• TASK OBJECTIVE
Lift out all lines below that contain "color".
:: DATA SHOWN
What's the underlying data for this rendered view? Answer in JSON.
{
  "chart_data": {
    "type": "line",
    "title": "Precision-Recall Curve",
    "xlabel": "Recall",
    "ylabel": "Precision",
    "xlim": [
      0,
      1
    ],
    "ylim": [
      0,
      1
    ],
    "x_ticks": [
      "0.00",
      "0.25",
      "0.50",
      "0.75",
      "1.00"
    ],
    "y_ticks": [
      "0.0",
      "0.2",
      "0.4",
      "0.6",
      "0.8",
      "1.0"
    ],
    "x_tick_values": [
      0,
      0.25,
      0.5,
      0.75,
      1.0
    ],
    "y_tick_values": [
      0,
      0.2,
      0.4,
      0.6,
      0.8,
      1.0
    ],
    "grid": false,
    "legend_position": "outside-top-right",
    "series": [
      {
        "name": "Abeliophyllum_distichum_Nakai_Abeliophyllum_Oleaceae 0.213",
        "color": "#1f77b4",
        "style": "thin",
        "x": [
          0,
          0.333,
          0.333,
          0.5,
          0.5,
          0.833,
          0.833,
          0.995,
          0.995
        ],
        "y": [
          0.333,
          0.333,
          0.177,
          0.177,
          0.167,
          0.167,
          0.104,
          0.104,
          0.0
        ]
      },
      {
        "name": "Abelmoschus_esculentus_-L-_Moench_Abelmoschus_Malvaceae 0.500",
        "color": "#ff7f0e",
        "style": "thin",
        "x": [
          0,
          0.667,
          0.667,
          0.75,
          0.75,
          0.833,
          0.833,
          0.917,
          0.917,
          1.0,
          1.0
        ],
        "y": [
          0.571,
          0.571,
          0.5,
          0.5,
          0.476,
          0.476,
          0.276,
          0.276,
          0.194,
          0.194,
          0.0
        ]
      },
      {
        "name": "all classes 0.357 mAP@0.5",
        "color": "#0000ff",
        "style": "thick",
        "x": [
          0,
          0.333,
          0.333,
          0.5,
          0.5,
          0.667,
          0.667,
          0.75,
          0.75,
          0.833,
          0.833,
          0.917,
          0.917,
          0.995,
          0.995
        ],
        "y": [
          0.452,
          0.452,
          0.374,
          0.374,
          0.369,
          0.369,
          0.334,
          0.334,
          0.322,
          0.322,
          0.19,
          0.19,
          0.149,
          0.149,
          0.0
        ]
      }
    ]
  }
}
::::
• SOLUTION FOR THIS EXERCISE
        "color": "#1f77b4",
        "color": "#ff7f0e",
        "color": "#0000ff",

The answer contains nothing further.